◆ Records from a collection
□ □ □ □

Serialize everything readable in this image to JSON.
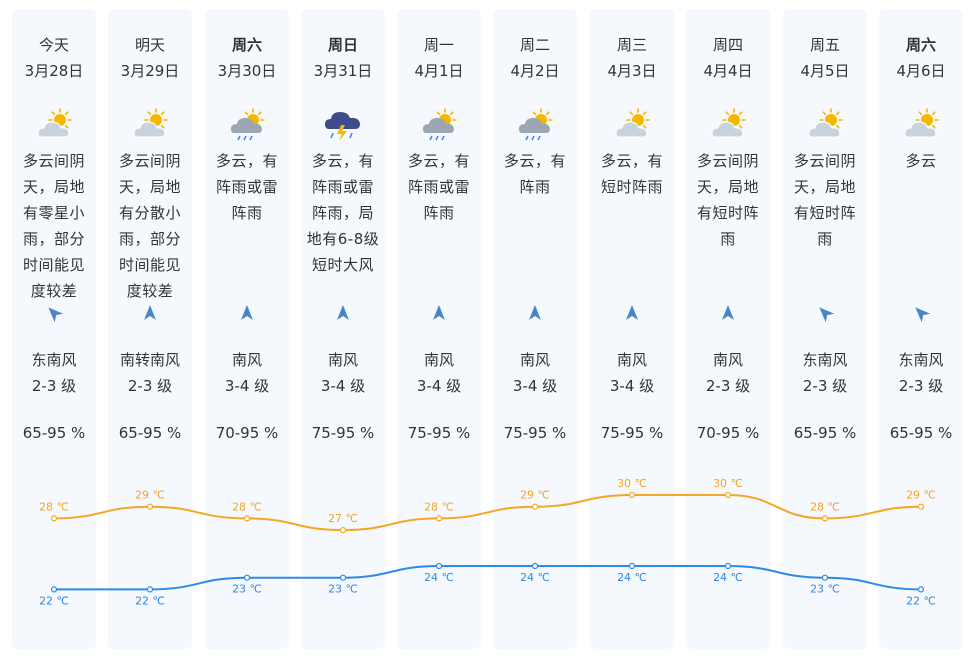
{
  "days": [
    {
      "weekday": "今天",
      "date": "3月28日",
      "bold": false,
      "icon": "partly-cloudy-icon",
      "desc": "多云间阴天，局地有零星小雨，部分时间能见度较差",
      "wind_arrow": "arrow-northwest-icon",
      "wind_dir": "东南风",
      "wind_level": "2-3 级",
      "humidity": "65-95 %"
    },
    {
      "weekday": "明天",
      "date": "3月29日",
      "bold": false,
      "icon": "partly-cloudy-icon",
      "desc": "多云间阴天，局地有分散小雨，部分时间能见度较差",
      "wind_arrow": "arrow-north-icon",
      "wind_dir": "南转南风",
      "wind_level": "2-3 级",
      "humidity": "65-95 %"
    },
    {
      "weekday": "周六",
      "date": "3月30日",
      "bold": true,
      "icon": "showers-icon",
      "desc": "多云，有阵雨或雷阵雨",
      "wind_arrow": "arrow-north-icon",
      "wind_dir": "南风",
      "wind_level": "3-4 级",
      "humidity": "70-95 %"
    },
    {
      "weekday": "周日",
      "date": "3月31日",
      "bold": true,
      "icon": "thunderstorm-icon",
      "desc": "多云，有阵雨或雷阵雨，局地有6-8级短时大风",
      "wind_arrow": "arrow-north-icon",
      "wind_dir": "南风",
      "wind_level": "3-4 级",
      "humidity": "75-95 %"
    },
    {
      "weekday": "周一",
      "date": "4月1日",
      "bold": false,
      "icon": "showers-icon",
      "desc": "多云，有阵雨或雷阵雨",
      "wind_arrow": "arrow-north-icon",
      "wind_dir": "南风",
      "wind_level": "3-4 级",
      "humidity": "75-95 %"
    },
    {
      "weekday": "周二",
      "date": "4月2日",
      "bold": false,
      "icon": "showers-icon",
      "desc": "多云，有阵雨",
      "wind_arrow": "arrow-north-icon",
      "wind_dir": "南风",
      "wind_level": "3-4 级",
      "humidity": "75-95 %"
    },
    {
      "weekday": "周三",
      "date": "4月3日",
      "bold": false,
      "icon": "partly-cloudy-icon",
      "desc": "多云，有短时阵雨",
      "wind_arrow": "arrow-north-icon",
      "wind_dir": "南风",
      "wind_level": "3-4 级",
      "humidity": "75-95 %"
    },
    {
      "weekday": "周四",
      "date": "4月4日",
      "bold": false,
      "icon": "partly-cloudy-icon",
      "desc": "多云间阴天，局地有短时阵雨",
      "wind_arrow": "arrow-north-icon",
      "wind_dir": "南风",
      "wind_level": "2-3 级",
      "humidity": "70-95 %"
    },
    {
      "weekday": "周五",
      "date": "4月5日",
      "bold": false,
      "icon": "partly-cloudy-icon",
      "desc": "多云间阴天，局地有短时阵雨",
      "wind_arrow": "arrow-northwest-icon",
      "wind_dir": "东南风",
      "wind_level": "2-3 级",
      "humidity": "65-95 %"
    },
    {
      "weekday": "周六",
      "date": "4月6日",
      "bold": true,
      "icon": "partly-cloudy-icon",
      "desc": "多云",
      "wind_arrow": "arrow-northwest-icon",
      "wind_dir": "东南风",
      "wind_level": "2-3 级",
      "humidity": "65-95 %"
    }
  ],
  "temperature": {
    "high": [
      28,
      29,
      28,
      27,
      28,
      29,
      30,
      30,
      28,
      29
    ],
    "low": [
      22,
      22,
      23,
      23,
      24,
      24,
      24,
      24,
      23,
      22
    ],
    "unit": "℃",
    "high_color": "#f5a623",
    "low_color": "#2f8ae5"
  },
  "colors": {
    "column_bg": "#f5f8fd",
    "text": "#333333",
    "arrow": "#4a86c5",
    "sun": "#f5b800",
    "cloud": "#c9d3de",
    "storm_cloud": "#3d4d8c"
  }
}
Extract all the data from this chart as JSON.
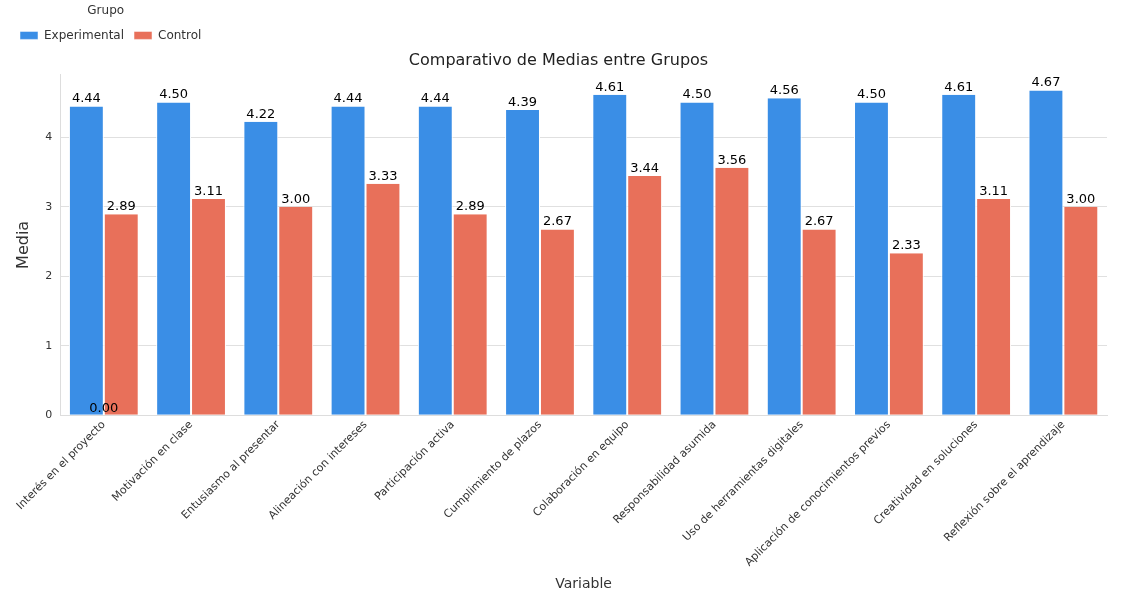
{
  "chart_data": {
    "type": "bar",
    "title": "Comparativo de Medias entre Grupos",
    "xlabel": "Variable",
    "ylabel": "Media",
    "legend_title": "Grupo",
    "categories": [
      "Interés en el proyecto",
      "Motivación en clase",
      "Entusiasmo al presentar",
      "Alineación con intereses",
      "Participación activa",
      "Cumplimiento de plazos",
      "Colaboración en equipo",
      "Responsabilidad asumida",
      "Uso de herramientas digitales",
      "Aplicación de conocimientos previos",
      "Creatividad en soluciones",
      "Reflexión sobre el aprendizaje"
    ],
    "series": [
      {
        "name": "Experimental",
        "color": "#3a8ee6",
        "values": [
          4.44,
          4.5,
          4.22,
          4.44,
          4.44,
          4.39,
          4.61,
          4.5,
          4.56,
          4.5,
          4.61,
          4.67
        ],
        "value_labels": [
          "4.44",
          "4.50",
          "4.22",
          "4.44",
          "4.44",
          "4.39",
          "4.61",
          "4.50",
          "4.56",
          "4.50",
          "4.61",
          "4.67"
        ]
      },
      {
        "name": "Control",
        "color": "#e8705a",
        "values": [
          2.89,
          3.11,
          3.0,
          3.33,
          2.89,
          2.67,
          3.44,
          3.56,
          2.67,
          2.33,
          3.11,
          3.0
        ],
        "value_labels": [
          "2.89",
          "3.11",
          "3.00",
          "3.33",
          "2.89",
          "2.67",
          "3.44",
          "3.56",
          "2.67",
          "2.33",
          "3.11",
          "3.00"
        ]
      }
    ],
    "annotations": [
      {
        "text": "0.00",
        "x": "Interés en el proyecto",
        "y": 0
      }
    ],
    "ylim": [
      0,
      4.9
    ],
    "yticks": [
      0,
      1,
      2,
      3,
      4
    ],
    "grid": "y",
    "legend": "top left"
  }
}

□ □ □ □

Pull every line holding "this" out of the records.

Serialize everything readable in this image to JSON.
Extract all the data from this chart as JSON.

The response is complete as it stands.